Data lines ::
• • • • • • •

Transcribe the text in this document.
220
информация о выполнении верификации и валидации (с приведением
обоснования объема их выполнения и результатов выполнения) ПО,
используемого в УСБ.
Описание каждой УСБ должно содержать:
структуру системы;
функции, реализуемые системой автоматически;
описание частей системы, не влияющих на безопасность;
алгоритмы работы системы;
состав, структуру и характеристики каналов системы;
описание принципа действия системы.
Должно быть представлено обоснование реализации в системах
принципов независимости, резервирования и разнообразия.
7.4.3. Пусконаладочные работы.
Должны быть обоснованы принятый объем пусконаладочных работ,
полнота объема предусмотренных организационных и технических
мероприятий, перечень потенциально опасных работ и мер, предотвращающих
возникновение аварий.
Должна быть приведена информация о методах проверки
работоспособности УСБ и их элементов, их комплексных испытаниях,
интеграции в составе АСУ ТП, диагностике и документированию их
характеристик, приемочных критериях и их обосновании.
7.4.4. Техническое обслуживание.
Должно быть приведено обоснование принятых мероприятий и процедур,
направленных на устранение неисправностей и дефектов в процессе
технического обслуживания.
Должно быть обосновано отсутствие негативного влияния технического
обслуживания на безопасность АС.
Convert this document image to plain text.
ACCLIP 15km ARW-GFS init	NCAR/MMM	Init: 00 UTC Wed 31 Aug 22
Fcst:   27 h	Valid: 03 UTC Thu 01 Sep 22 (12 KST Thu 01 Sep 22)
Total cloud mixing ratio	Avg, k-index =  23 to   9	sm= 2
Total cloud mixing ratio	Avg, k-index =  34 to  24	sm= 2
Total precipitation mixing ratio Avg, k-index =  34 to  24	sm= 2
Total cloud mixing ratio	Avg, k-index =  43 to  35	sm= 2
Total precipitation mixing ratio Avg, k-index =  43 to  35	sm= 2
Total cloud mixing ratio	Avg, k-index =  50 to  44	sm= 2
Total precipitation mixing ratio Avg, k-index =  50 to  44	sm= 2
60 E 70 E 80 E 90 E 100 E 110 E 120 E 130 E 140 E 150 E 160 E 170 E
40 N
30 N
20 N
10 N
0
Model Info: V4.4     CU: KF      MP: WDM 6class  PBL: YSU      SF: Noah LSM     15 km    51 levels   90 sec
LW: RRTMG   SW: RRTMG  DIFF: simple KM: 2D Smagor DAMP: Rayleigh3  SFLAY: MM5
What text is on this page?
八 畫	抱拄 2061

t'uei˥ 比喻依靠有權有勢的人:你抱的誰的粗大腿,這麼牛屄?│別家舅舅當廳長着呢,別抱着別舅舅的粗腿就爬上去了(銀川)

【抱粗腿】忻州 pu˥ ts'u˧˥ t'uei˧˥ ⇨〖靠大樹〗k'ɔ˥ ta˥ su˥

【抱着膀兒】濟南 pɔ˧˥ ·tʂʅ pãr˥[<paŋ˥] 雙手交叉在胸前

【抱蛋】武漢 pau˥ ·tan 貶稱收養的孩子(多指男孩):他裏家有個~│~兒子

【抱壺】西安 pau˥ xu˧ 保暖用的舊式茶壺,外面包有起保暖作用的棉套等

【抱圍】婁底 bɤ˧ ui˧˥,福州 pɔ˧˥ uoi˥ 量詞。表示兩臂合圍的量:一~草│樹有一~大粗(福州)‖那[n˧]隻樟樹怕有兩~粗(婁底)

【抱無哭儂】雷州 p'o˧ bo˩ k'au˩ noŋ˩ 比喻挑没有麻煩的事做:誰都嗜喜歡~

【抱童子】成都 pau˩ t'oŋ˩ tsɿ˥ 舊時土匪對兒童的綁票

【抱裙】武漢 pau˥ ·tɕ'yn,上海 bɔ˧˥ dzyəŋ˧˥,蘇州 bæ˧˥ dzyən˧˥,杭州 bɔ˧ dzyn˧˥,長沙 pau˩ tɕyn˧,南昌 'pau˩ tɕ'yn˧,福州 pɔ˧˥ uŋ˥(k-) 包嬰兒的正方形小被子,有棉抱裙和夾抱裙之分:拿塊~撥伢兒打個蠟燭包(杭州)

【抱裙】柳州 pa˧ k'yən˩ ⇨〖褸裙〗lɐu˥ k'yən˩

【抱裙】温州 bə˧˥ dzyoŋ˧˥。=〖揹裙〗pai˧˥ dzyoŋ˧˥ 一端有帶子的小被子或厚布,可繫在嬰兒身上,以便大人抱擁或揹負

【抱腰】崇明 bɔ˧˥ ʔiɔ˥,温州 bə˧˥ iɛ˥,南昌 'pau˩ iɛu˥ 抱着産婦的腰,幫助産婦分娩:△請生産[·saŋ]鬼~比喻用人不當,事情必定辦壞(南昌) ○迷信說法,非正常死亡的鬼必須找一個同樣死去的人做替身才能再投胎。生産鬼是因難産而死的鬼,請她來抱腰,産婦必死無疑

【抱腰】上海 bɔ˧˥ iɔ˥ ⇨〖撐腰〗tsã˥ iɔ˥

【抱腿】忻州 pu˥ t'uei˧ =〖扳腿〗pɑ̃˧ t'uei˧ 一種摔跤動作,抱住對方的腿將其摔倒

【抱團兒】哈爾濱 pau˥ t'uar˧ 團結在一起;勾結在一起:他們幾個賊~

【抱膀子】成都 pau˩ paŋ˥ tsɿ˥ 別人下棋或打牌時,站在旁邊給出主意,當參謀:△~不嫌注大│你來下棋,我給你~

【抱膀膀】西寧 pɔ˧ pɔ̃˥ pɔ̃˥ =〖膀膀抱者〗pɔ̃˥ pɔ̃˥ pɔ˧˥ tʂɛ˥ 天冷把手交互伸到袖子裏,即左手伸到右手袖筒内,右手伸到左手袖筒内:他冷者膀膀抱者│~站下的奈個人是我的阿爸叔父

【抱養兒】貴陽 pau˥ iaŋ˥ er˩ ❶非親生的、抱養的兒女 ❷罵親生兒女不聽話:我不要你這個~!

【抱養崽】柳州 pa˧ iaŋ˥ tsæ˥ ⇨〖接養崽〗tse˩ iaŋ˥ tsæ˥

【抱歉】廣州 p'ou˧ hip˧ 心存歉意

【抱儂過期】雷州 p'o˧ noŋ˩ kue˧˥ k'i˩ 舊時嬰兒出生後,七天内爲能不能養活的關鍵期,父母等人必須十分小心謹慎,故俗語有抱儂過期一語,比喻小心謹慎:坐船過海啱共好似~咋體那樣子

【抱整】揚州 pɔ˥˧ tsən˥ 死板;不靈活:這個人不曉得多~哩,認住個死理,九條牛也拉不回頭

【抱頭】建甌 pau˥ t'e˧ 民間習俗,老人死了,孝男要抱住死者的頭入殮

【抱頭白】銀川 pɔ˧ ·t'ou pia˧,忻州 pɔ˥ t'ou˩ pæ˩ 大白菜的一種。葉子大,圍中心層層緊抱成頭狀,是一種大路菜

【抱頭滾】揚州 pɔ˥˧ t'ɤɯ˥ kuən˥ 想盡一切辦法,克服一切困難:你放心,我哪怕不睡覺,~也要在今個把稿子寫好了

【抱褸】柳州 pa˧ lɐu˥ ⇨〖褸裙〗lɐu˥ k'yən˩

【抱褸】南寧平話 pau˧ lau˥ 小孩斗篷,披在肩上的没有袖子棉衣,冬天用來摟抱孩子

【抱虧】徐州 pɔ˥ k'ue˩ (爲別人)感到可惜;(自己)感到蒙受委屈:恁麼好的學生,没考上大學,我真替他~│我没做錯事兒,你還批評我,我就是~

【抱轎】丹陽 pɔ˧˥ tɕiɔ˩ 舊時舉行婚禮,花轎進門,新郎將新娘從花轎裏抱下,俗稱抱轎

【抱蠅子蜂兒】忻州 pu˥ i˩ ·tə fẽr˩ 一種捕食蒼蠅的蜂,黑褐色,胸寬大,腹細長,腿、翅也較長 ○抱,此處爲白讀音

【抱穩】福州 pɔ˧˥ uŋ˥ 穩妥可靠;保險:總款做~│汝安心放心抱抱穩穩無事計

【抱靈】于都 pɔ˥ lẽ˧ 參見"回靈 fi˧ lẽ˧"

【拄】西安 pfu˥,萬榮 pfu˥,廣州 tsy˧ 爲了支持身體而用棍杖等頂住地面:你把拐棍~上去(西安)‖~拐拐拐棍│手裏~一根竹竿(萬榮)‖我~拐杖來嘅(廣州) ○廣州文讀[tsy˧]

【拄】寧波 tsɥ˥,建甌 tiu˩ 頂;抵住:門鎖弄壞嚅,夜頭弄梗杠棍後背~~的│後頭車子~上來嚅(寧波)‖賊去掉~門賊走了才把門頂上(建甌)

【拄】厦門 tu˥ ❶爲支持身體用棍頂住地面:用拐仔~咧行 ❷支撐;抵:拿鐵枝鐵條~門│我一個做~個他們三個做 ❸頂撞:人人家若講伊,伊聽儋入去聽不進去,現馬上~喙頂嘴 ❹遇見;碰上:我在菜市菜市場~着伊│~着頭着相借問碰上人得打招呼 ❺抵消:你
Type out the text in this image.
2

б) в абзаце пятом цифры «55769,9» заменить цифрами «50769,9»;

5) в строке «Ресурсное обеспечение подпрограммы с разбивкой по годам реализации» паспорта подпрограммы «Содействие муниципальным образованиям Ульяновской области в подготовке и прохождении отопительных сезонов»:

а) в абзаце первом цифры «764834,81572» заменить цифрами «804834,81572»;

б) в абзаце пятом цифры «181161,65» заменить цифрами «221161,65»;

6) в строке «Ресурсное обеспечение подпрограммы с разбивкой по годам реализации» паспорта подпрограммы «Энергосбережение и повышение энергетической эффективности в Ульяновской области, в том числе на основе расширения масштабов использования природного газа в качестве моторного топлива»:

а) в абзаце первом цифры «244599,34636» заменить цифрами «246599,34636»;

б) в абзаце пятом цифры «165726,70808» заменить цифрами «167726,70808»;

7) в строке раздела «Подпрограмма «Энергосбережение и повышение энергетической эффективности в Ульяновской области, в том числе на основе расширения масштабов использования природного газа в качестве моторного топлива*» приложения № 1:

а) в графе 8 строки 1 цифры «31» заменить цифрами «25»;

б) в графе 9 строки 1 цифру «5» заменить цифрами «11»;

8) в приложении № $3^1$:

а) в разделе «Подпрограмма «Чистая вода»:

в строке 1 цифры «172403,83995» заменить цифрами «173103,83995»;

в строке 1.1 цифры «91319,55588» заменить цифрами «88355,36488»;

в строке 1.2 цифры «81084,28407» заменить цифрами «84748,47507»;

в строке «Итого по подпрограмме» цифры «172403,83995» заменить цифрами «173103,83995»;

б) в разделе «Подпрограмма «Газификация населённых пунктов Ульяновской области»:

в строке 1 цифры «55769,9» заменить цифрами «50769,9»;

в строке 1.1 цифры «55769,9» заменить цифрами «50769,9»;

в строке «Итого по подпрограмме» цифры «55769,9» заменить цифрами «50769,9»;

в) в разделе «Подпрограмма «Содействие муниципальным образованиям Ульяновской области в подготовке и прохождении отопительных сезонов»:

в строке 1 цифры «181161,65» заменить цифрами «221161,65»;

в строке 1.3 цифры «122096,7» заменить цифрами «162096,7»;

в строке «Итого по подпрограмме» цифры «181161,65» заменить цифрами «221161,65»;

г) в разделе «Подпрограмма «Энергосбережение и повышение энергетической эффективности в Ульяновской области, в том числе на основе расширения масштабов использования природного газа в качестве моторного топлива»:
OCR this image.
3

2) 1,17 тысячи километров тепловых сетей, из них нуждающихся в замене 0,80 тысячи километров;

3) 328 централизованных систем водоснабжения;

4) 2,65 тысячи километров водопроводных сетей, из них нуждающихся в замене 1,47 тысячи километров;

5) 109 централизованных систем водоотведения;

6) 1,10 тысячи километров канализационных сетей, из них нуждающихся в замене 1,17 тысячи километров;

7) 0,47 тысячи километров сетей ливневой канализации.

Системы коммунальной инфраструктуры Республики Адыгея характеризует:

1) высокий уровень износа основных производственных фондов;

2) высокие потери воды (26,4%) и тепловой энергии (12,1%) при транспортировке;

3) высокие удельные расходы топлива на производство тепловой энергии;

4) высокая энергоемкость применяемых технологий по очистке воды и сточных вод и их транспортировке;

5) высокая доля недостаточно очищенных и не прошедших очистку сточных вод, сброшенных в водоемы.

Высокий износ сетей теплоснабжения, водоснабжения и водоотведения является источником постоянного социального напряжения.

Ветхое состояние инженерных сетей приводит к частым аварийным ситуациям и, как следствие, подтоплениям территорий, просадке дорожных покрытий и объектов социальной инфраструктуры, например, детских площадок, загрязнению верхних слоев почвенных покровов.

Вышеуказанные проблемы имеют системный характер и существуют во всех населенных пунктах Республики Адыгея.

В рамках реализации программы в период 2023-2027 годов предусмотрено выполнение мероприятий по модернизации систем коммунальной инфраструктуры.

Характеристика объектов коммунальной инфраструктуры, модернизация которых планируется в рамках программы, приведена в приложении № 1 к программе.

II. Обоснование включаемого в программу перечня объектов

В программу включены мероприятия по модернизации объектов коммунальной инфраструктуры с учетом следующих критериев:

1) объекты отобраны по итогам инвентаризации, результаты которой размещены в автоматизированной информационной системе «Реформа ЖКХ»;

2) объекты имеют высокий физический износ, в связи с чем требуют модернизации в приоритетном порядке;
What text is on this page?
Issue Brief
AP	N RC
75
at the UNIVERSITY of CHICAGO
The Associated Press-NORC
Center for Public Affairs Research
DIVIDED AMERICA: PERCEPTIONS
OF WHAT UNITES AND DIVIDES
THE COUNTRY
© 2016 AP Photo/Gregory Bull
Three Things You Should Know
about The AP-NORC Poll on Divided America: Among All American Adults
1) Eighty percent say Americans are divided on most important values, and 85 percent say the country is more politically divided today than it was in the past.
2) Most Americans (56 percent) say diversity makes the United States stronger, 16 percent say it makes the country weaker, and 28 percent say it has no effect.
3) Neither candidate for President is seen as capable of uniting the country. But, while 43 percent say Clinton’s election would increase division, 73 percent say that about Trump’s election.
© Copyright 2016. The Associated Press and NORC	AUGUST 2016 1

• • • • • • •

Copy every line of the entries above in which "cloud" occurs.

Total cloud mixing ratio	Avg, k-index =  23 to   9	sm= 2
Total cloud mixing ratio	Avg, k-index =  34 to  24	sm= 2
Total cloud mixing ratio	Avg, k-index =  43 to  35	sm= 2
Total cloud mixing ratio	Avg, k-index =  50 to  44	sm= 2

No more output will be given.